**Aim of the task**
Reproduce every entry exactly, without alteration.

**Items listed in a dataset**
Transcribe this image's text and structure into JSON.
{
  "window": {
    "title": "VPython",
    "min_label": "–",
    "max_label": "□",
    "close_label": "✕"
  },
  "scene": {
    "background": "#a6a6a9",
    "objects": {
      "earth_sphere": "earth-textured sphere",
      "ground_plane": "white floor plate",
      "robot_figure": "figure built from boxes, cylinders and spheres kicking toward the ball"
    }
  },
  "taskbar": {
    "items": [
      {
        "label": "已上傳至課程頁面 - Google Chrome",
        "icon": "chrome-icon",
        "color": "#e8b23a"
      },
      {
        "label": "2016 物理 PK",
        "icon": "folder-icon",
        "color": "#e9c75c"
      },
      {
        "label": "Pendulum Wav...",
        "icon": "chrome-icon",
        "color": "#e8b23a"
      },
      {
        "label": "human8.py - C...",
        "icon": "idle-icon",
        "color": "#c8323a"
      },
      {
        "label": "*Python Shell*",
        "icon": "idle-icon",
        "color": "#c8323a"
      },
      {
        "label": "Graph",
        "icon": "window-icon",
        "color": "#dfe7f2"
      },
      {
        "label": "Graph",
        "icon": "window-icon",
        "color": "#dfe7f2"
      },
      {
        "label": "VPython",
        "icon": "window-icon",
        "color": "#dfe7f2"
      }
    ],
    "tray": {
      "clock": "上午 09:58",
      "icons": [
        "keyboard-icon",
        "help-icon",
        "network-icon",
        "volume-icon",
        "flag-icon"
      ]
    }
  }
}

**Task answer**
Transcribe this image's text and structure into JSON.
{
  "window": {
    "title": "VPython",
    "min_label": "–",
    "max_label": "□",
    "close_label": "✕"
  },
  "scene": {
    "background": "#a6a6a9",
    "objects": {
      "earth_sphere": "earth-textured sphere",
      "ground_plane": "white floor plate",
      "robot_figure": "figure built from boxes, cylinders and spheres kicking toward the ball"
    }
  },
  "taskbar": {
    "items": [
      {
        "label": "已上傳至課程頁面 - Google Chrome",
        "icon": "chrome-icon",
        "color": "#e8b23a"
      },
      {
        "label": "2016 物理 PK",
        "icon": "folder-icon",
        "color": "#e9c75c"
      },
      {
        "label": "Pendulum Wav...",
        "icon": "chrome-icon",
        "color": "#e8b23a"
      },
      {
        "label": "human8.py - C...",
        "icon": "idle-icon",
        "color": "#c8323a"
      },
      {
        "label": "*Python Shell*",
        "icon": "idle-icon",
        "color": "#c8323a"
      },
      {
        "label": "Graph",
        "icon": "window-icon",
        "color": "#dfe7f2"
      },
      {
        "label": "Graph",
        "icon": "window-icon",
        "color": "#dfe7f2"
      },
      {
        "label": "VPython",
        "icon": "window-icon",
        "color": "#dfe7f2"
      }
    ],
    "tray": {
      "clock": "上午 09:58",
      "icons": [
        "keyboard-icon",
        "help-icon",
        "network-icon",
        "volume-icon",
        "flag-icon"
      ]
    }
  }
}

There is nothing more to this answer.